## Task statement:
Write out all the data again, exactly as it stands.

═══ Material for the task

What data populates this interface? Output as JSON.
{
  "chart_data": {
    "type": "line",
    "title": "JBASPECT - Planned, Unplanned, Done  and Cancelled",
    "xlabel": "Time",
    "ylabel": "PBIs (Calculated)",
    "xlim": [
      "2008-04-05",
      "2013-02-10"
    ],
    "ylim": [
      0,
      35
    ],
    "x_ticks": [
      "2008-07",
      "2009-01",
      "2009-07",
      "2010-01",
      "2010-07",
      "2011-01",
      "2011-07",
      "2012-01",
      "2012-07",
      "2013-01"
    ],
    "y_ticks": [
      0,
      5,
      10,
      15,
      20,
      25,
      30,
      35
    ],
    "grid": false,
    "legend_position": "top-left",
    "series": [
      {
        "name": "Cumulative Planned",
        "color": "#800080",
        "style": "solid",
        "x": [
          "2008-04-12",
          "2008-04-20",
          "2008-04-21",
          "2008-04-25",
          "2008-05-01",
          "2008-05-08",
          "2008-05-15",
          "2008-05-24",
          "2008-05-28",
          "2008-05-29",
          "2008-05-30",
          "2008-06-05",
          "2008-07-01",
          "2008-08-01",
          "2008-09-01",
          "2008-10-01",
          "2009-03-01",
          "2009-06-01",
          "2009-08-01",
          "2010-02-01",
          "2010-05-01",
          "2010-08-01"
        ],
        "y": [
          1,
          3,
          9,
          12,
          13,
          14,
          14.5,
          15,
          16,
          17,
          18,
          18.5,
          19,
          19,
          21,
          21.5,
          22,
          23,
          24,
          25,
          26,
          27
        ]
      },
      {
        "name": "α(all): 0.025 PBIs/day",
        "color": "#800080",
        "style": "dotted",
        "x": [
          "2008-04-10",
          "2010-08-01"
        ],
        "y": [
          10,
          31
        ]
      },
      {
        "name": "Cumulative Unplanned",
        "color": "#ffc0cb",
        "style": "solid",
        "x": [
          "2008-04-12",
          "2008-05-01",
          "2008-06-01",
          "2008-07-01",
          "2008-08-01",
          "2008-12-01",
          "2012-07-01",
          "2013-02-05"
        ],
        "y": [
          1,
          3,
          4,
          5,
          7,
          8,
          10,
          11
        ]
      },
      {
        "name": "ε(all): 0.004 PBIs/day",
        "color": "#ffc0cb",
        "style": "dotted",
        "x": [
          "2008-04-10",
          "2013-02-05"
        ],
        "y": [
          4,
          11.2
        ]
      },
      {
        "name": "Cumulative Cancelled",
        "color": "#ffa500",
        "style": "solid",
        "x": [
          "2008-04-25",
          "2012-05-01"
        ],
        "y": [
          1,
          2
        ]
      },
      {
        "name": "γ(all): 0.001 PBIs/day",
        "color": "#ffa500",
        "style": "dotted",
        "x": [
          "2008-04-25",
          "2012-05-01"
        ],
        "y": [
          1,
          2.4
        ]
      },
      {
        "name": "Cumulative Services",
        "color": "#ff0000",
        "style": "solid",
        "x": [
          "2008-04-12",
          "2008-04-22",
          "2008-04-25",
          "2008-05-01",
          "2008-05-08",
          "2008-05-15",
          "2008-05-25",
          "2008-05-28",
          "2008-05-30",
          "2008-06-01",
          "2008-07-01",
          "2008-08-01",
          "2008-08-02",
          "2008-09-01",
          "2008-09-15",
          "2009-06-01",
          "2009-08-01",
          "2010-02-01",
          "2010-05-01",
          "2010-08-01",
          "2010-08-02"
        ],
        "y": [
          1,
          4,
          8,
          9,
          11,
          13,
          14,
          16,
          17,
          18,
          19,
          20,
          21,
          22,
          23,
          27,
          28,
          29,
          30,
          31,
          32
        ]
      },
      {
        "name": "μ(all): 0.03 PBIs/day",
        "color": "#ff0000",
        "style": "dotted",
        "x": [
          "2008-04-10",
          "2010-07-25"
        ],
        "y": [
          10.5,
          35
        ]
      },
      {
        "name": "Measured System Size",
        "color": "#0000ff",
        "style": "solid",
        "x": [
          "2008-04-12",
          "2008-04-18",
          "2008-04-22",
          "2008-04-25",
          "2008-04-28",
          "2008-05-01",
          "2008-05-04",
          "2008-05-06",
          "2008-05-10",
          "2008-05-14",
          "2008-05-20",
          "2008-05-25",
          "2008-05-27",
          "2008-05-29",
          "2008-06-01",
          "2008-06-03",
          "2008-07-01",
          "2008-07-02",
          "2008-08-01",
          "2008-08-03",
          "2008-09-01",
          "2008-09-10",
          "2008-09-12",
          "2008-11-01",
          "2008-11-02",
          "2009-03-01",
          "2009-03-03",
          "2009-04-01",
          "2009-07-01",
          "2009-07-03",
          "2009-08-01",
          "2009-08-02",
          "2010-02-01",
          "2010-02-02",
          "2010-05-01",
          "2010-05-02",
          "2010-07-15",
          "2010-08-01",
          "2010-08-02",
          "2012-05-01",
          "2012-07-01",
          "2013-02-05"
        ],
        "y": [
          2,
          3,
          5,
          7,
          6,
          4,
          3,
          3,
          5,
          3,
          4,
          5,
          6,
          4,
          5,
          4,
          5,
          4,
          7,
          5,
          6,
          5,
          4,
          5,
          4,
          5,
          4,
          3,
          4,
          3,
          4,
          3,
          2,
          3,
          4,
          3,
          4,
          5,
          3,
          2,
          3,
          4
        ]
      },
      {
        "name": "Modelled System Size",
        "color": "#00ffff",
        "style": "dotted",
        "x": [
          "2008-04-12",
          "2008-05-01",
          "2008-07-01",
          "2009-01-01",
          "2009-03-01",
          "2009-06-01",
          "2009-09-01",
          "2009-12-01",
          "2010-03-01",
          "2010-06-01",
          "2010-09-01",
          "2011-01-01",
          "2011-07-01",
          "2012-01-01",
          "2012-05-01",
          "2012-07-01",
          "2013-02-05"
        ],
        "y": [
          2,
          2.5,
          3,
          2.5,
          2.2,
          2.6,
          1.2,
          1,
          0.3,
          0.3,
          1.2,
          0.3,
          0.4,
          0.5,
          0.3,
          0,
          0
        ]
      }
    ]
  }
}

══════

## The completed task:
What data populates this interface? Output as JSON.
{
  "chart_data": {
    "type": "line",
    "title": "JBASPECT - Planned, Unplanned, Done  and Cancelled",
    "xlabel": "Time",
    "ylabel": "PBIs (Calculated)",
    "xlim": [
      "2008-04-05",
      "2013-02-10"
    ],
    "ylim": [
      0,
      35
    ],
    "x_ticks": [
      "2008-07",
      "2009-01",
      "2009-07",
      "2010-01",
      "2010-07",
      "2011-01",
      "2011-07",
      "2012-01",
      "2012-07",
      "2013-01"
    ],
    "y_ticks": [
      0,
      5,
      10,
      15,
      20,
      25,
      30,
      35
    ],
    "grid": false,
    "legend_position": "top-left",
    "series": [
      {
        "name": "Cumulative Planned",
        "color": "#800080",
        "style": "solid",
        "x": [
          "2008-04-12",
          "2008-04-20",
          "2008-04-21",
          "2008-04-25",
          "2008-05-01",
          "2008-05-08",
          "2008-05-15",
          "2008-05-24",
          "2008-05-28",
          "2008-05-29",
          "2008-05-30",
          "2008-06-05",
          "2008-07-01",
          "2008-08-01",
          "2008-09-01",
          "2008-10-01",
          "2009-03-01",
          "2009-06-01",
          "2009-08-01",
          "2010-02-01",
          "2010-05-01",
          "2010-08-01"
        ],
        "y": [
          1,
          3,
          9,
          12,
          13,
          14,
          14.5,
          15,
          16,
          17,
          18,
          18.5,
          19,
          19,
          21,
          21.5,
          22,
          23,
          24,
          25,
          26,
          27
        ]
      },
      {
        "name": "α(all): 0.025 PBIs/day",
        "color": "#800080",
        "style": "dotted",
        "x": [
          "2008-04-10",
          "2010-08-01"
        ],
        "y": [
          10,
          31
        ]
      },
      {
        "name": "Cumulative Unplanned",
        "color": "#ffc0cb",
        "style": "solid",
        "x": [
          "2008-04-12",
          "2008-05-01",
          "2008-06-01",
          "2008-07-01",
          "2008-08-01",
          "2008-12-01",
          "2012-07-01",
          "2013-02-05"
        ],
        "y": [
          1,
          3,
          4,
          5,
          7,
          8,
          10,
          11
        ]
      },
      {
        "name": "ε(all): 0.004 PBIs/day",
        "color": "#ffc0cb",
        "style": "dotted",
        "x": [
          "2008-04-10",
          "2013-02-05"
        ],
        "y": [
          4,
          11.2
        ]
      },
      {
        "name": "Cumulative Cancelled",
        "color": "#ffa500",
        "style": "solid",
        "x": [
          "2008-04-25",
          "2012-05-01"
        ],
        "y": [
          1,
          2
        ]
      },
      {
        "name": "γ(all): 0.001 PBIs/day",
        "color": "#ffa500",
        "style": "dotted",
        "x": [
          "2008-04-25",
          "2012-05-01"
        ],
        "y": [
          1,
          2.4
        ]
      },
      {
        "name": "Cumulative Services",
        "color": "#ff0000",
        "style": "solid",
        "x": [
          "2008-04-12",
          "2008-04-22",
          "2008-04-25",
          "2008-05-01",
          "2008-05-08",
          "2008-05-15",
          "2008-05-25",
          "2008-05-28",
          "2008-05-30",
          "2008-06-01",
          "2008-07-01",
          "2008-08-01",
          "2008-08-02",
          "2008-09-01",
          "2008-09-15",
          "2009-06-01",
          "2009-08-01",
          "2010-02-01",
          "2010-05-01",
          "2010-08-01",
          "2010-08-02"
        ],
        "y": [
          1,
          4,
          8,
          9,
          11,
          13,
          14,
          16,
          17,
          18,
          19,
          20,
          21,
          22,
          23,
          27,
          28,
          29,
          30,
          31,
          32
        ]
      },
      {
        "name": "μ(all): 0.03 PBIs/day",
        "color": "#ff0000",
        "style": "dotted",
        "x": [
          "2008-04-10",
          "2010-07-25"
        ],
        "y": [
          10.5,
          35
        ]
      },
      {
        "name": "Measured System Size",
        "color": "#0000ff",
        "style": "solid",
        "x": [
          "2008-04-12",
          "2008-04-18",
          "2008-04-22",
          "2008-04-25",
          "2008-04-28",
          "2008-05-01",
          "2008-05-04",
          "2008-05-06",
          "2008-05-10",
          "2008-05-14",
          "2008-05-20",
          "2008-05-25",
          "2008-05-27",
          "2008-05-29",
          "2008-06-01",
          "2008-06-03",
          "2008-07-01",
          "2008-07-02",
          "2008-08-01",
          "2008-08-03",
          "2008-09-01",
          "2008-09-10",
          "2008-09-12",
          "2008-11-01",
          "2008-11-02",
          "2009-03-01",
          "2009-03-03",
          "2009-04-01",
          "2009-07-01",
          "2009-07-03",
          "2009-08-01",
          "2009-08-02",
          "2010-02-01",
          "2010-02-02",
          "2010-05-01",
          "2010-05-02",
          "2010-07-15",
          "2010-08-01",
          "2010-08-02",
          "2012-05-01",
          "2012-07-01",
          "2013-02-05"
        ],
        "y": [
          2,
          3,
          5,
          7,
          6,
          4,
          3,
          3,
          5,
          3,
          4,
          5,
          6,
          4,
          5,
          4,
          5,
          4,
          7,
          5,
          6,
          5,
          4,
          5,
          4,
          5,
          4,
          3,
          4,
          3,
          4,
          3,
          2,
          3,
          4,
          3,
          4,
          5,
          3,
          2,
          3,
          4
        ]
      },
      {
        "name": "Modelled System Size",
        "color": "#00ffff",
        "style": "dotted",
        "x": [
          "2008-04-12",
          "2008-05-01",
          "2008-07-01",
          "2009-01-01",
          "2009-03-01",
          "2009-06-01",
          "2009-09-01",
          "2009-12-01",
          "2010-03-01",
          "2010-06-01",
          "2010-09-01",
          "2011-01-01",
          "2011-07-01",
          "2012-01-01",
          "2012-05-01",
          "2012-07-01",
          "2013-02-05"
        ],
        "y": [
          2,
          2.5,
          3,
          2.5,
          2.2,
          2.6,
          1.2,
          1,
          0.3,
          0.3,
          1.2,
          0.3,
          0.4,
          0.5,
          0.3,
          0,
          0
        ]
      }
    ]
  }
}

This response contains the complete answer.